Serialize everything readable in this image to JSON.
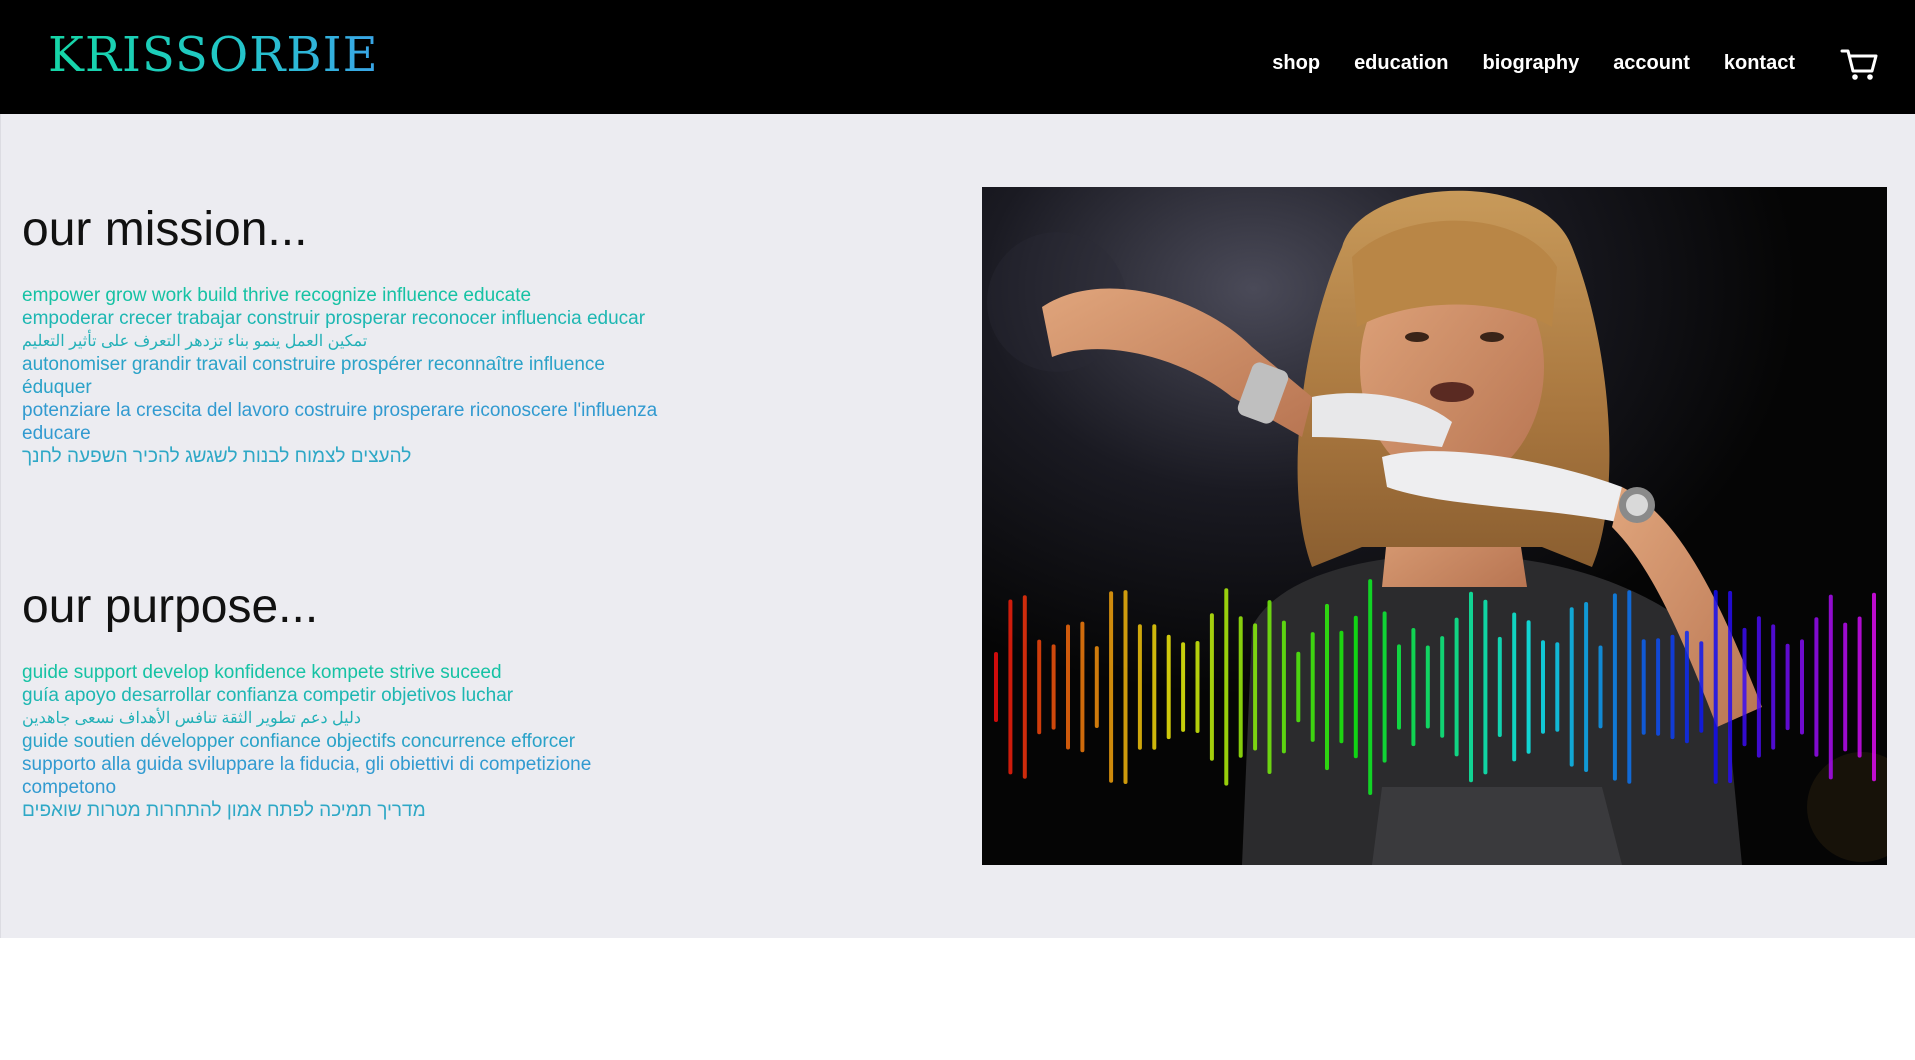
{
  "header": {
    "logo": "KRISSORBIE",
    "nav": [
      "shop",
      "education",
      "biography",
      "account",
      "kontact"
    ],
    "cart_icon": "shopping-cart-icon"
  },
  "mission": {
    "heading": "our mission...",
    "lines": [
      "empower grow work build thrive recognize influence educate",
      "empoderar crecer trabajar construir prosperar reconocer influencia educar",
      "تمكين العمل ينمو بناء تزدهر التعرف على تأثير التعليم",
      "autonomiser grandir travail construire prospérer reconnaître influence éduquer",
      "potenziare la crescita del lavoro costruire prosperare riconoscere l'influenza educare",
      "להעצים לצמוח לבנות לשגשג להכיר השפעה לחנך"
    ]
  },
  "purpose": {
    "heading": "our purpose...",
    "lines": [
      "guide support develop konfidence kompete strive suceed",
      "guía apoyo desarrollar confianza competir objetivos luchar",
      "دليل دعم تطوير  الثقة تنافس الأهداف نسعى جاهدين",
      "guide soutien développer confiance objectifs concurrence efforcer",
      "supporto alla guida sviluppare la fiducia, gli obiettivi di competizione competono",
      "מדריך תמיכה לפתח אמון להתחרות מטרות שואפים"
    ]
  },
  "colors": {
    "header_bg": "#000000",
    "content_bg": "#ececf1",
    "accent_teal": "#1bb6a4",
    "accent_blue": "#319ad0"
  }
}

++++++++++++++++++++

## OBJECTIVE
Tally the lines that hold the string "guide" and state the total, nothing more.

## ANSWER FOR THE TASK
2